*PROBLEM REQUIREMENTS*: Please set down all the lines beneath this one exactly, without the pictures.

*RECORDS PROVIDED*:

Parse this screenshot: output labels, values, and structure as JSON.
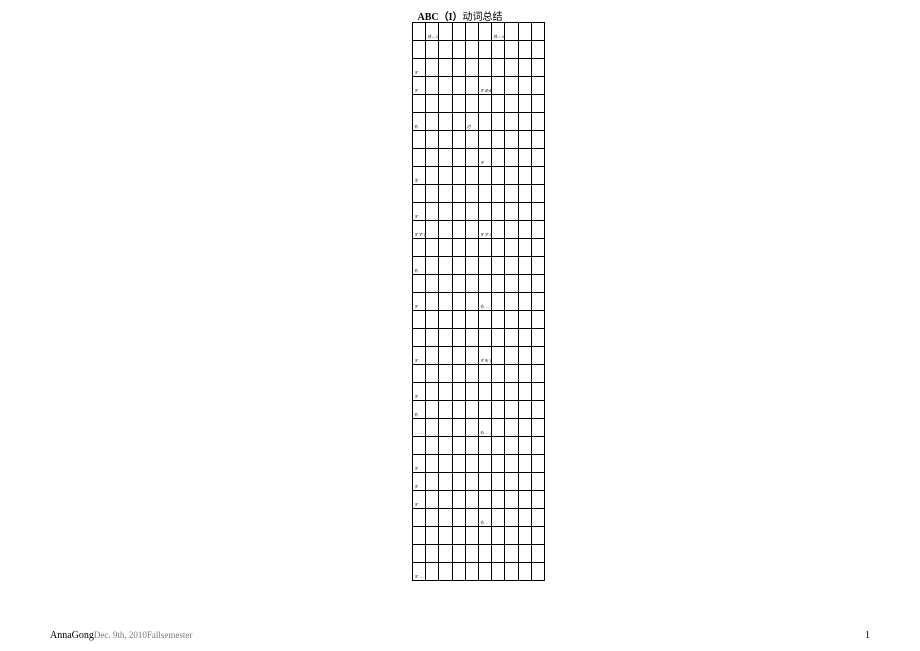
{
  "title_prefix": "ABC",
  "title_mid": "（I）",
  "title_suffix": "动词总结",
  "footer_name": "AnnaGong",
  "footer_date": "Dec. 9th, 2010Fallsemester",
  "page_number": "1",
  "table": {
    "columns": 10,
    "rows": [
      [
        "",
        "月 — 火 — —",
        "",
        "",
        "",
        "",
        "月 — 火 — —",
        "",
        "",
        ""
      ],
      [
        "",
        "",
        "",
        "",
        "",
        "",
        "",
        "",
        "",
        ""
      ],
      [
        "す",
        "",
        "",
        "",
        "",
        "",
        "",
        "",
        "",
        ""
      ],
      [
        "す",
        "",
        "",
        "",
        "",
        "す め め め め",
        "",
        "",
        "",
        ""
      ],
      [
        "",
        "",
        "",
        "",
        "",
        "",
        "",
        "",
        "",
        ""
      ],
      [
        "も",
        "",
        "",
        "",
        "刃",
        "",
        "",
        "",
        "",
        ""
      ],
      [
        "",
        "",
        "",
        "",
        "",
        "",
        "",
        "",
        "",
        ""
      ],
      [
        "",
        "",
        "",
        "",
        "",
        "す",
        "",
        "",
        "",
        ""
      ],
      [
        "王",
        "",
        "",
        "",
        "",
        "",
        "",
        "",
        "",
        ""
      ],
      [
        "",
        "",
        "",
        "",
        "",
        "",
        "",
        "",
        "",
        ""
      ],
      [
        "す",
        "",
        "",
        "",
        "",
        "",
        "",
        "",
        "",
        ""
      ],
      [
        "す す す す す",
        "",
        "",
        "",
        "",
        "す す す す す",
        "",
        "",
        "",
        ""
      ],
      [
        "",
        "",
        "",
        "",
        "",
        "",
        "",
        "",
        "",
        ""
      ],
      [
        "も",
        "",
        "",
        "",
        "",
        "",
        "",
        "",
        "",
        ""
      ],
      [
        "",
        "",
        "",
        "",
        "",
        "",
        "",
        "",
        "",
        ""
      ],
      [
        "す",
        "",
        "",
        "",
        "",
        "も . . . .",
        "",
        "",
        "",
        ""
      ],
      [
        "",
        "",
        "",
        "",
        "",
        "",
        "",
        "",
        "",
        ""
      ],
      [
        "",
        "",
        "",
        "",
        "",
        "",
        "",
        "",
        "",
        ""
      ],
      [
        "す",
        "",
        "",
        "",
        "",
        "す も す も",
        "",
        "",
        "",
        ""
      ],
      [
        "",
        "",
        "",
        "",
        "",
        "",
        "",
        "",
        "",
        ""
      ],
      [
        "す",
        "",
        "",
        "",
        "",
        "",
        "",
        "",
        "",
        ""
      ],
      [
        "も",
        "",
        "",
        "",
        "",
        "",
        "",
        "",
        "",
        ""
      ],
      [
        ". . . . . .",
        "",
        "",
        "",
        "",
        "も . . . . .",
        "",
        "",
        "",
        ""
      ],
      [
        "",
        "",
        "",
        "",
        "",
        "",
        "",
        "",
        "",
        ""
      ],
      [
        "す",
        "",
        "",
        "",
        "",
        "",
        "",
        "",
        "",
        ""
      ],
      [
        "す",
        "",
        "",
        "",
        "",
        "",
        "",
        "",
        "",
        ""
      ],
      [
        "す",
        "",
        "",
        "",
        "",
        "",
        "",
        "",
        "",
        ""
      ],
      [
        "",
        "",
        "",
        "",
        "",
        "も . . .",
        "",
        "",
        "",
        ""
      ],
      [
        "",
        "",
        "",
        "",
        "",
        "",
        "",
        "",
        "",
        ""
      ],
      [
        "",
        "",
        "",
        "",
        "",
        "",
        "",
        "",
        "",
        ""
      ],
      [
        "す . . . . .",
        "",
        "",
        "",
        "",
        "",
        "",
        "",
        "",
        ""
      ]
    ]
  }
}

*FINISHED TASK*:
Parse this screenshot: output labels, values, and structure as JSON.
{
  "title_prefix": "ABC",
  "title_mid": "（I）",
  "title_suffix": "动词总结",
  "footer_name": "AnnaGong",
  "footer_date": "Dec. 9th, 2010Fallsemester",
  "page_number": "1",
  "table": {
    "columns": 10,
    "rows": [
      [
        "",
        "月 — 火 — —",
        "",
        "",
        "",
        "",
        "月 — 火 — —",
        "",
        "",
        ""
      ],
      [
        "",
        "",
        "",
        "",
        "",
        "",
        "",
        "",
        "",
        ""
      ],
      [
        "す",
        "",
        "",
        "",
        "",
        "",
        "",
        "",
        "",
        ""
      ],
      [
        "す",
        "",
        "",
        "",
        "",
        "す め め め め",
        "",
        "",
        "",
        ""
      ],
      [
        "",
        "",
        "",
        "",
        "",
        "",
        "",
        "",
        "",
        ""
      ],
      [
        "も",
        "",
        "",
        "",
        "刃",
        "",
        "",
        "",
        "",
        ""
      ],
      [
        "",
        "",
        "",
        "",
        "",
        "",
        "",
        "",
        "",
        ""
      ],
      [
        "",
        "",
        "",
        "",
        "",
        "す",
        "",
        "",
        "",
        ""
      ],
      [
        "王",
        "",
        "",
        "",
        "",
        "",
        "",
        "",
        "",
        ""
      ],
      [
        "",
        "",
        "",
        "",
        "",
        "",
        "",
        "",
        "",
        ""
      ],
      [
        "す",
        "",
        "",
        "",
        "",
        "",
        "",
        "",
        "",
        ""
      ],
      [
        "す す す す す",
        "",
        "",
        "",
        "",
        "す す す す す",
        "",
        "",
        "",
        ""
      ],
      [
        "",
        "",
        "",
        "",
        "",
        "",
        "",
        "",
        "",
        ""
      ],
      [
        "も",
        "",
        "",
        "",
        "",
        "",
        "",
        "",
        "",
        ""
      ],
      [
        "",
        "",
        "",
        "",
        "",
        "",
        "",
        "",
        "",
        ""
      ],
      [
        "す",
        "",
        "",
        "",
        "",
        "も . . . .",
        "",
        "",
        "",
        ""
      ],
      [
        "",
        "",
        "",
        "",
        "",
        "",
        "",
        "",
        "",
        ""
      ],
      [
        "",
        "",
        "",
        "",
        "",
        "",
        "",
        "",
        "",
        ""
      ],
      [
        "す",
        "",
        "",
        "",
        "",
        "す も す も",
        "",
        "",
        "",
        ""
      ],
      [
        "",
        "",
        "",
        "",
        "",
        "",
        "",
        "",
        "",
        ""
      ],
      [
        "す",
        "",
        "",
        "",
        "",
        "",
        "",
        "",
        "",
        ""
      ],
      [
        "も",
        "",
        "",
        "",
        "",
        "",
        "",
        "",
        "",
        ""
      ],
      [
        ". . . . . .",
        "",
        "",
        "",
        "",
        "も . . . . .",
        "",
        "",
        "",
        ""
      ],
      [
        "",
        "",
        "",
        "",
        "",
        "",
        "",
        "",
        "",
        ""
      ],
      [
        "す",
        "",
        "",
        "",
        "",
        "",
        "",
        "",
        "",
        ""
      ],
      [
        "す",
        "",
        "",
        "",
        "",
        "",
        "",
        "",
        "",
        ""
      ],
      [
        "す",
        "",
        "",
        "",
        "",
        "",
        "",
        "",
        "",
        ""
      ],
      [
        "",
        "",
        "",
        "",
        "",
        "も . . .",
        "",
        "",
        "",
        ""
      ],
      [
        "",
        "",
        "",
        "",
        "",
        "",
        "",
        "",
        "",
        ""
      ],
      [
        "",
        "",
        "",
        "",
        "",
        "",
        "",
        "",
        "",
        ""
      ],
      [
        "す . . . . .",
        "",
        "",
        "",
        "",
        "",
        "",
        "",
        "",
        ""
      ]
    ]
  }
}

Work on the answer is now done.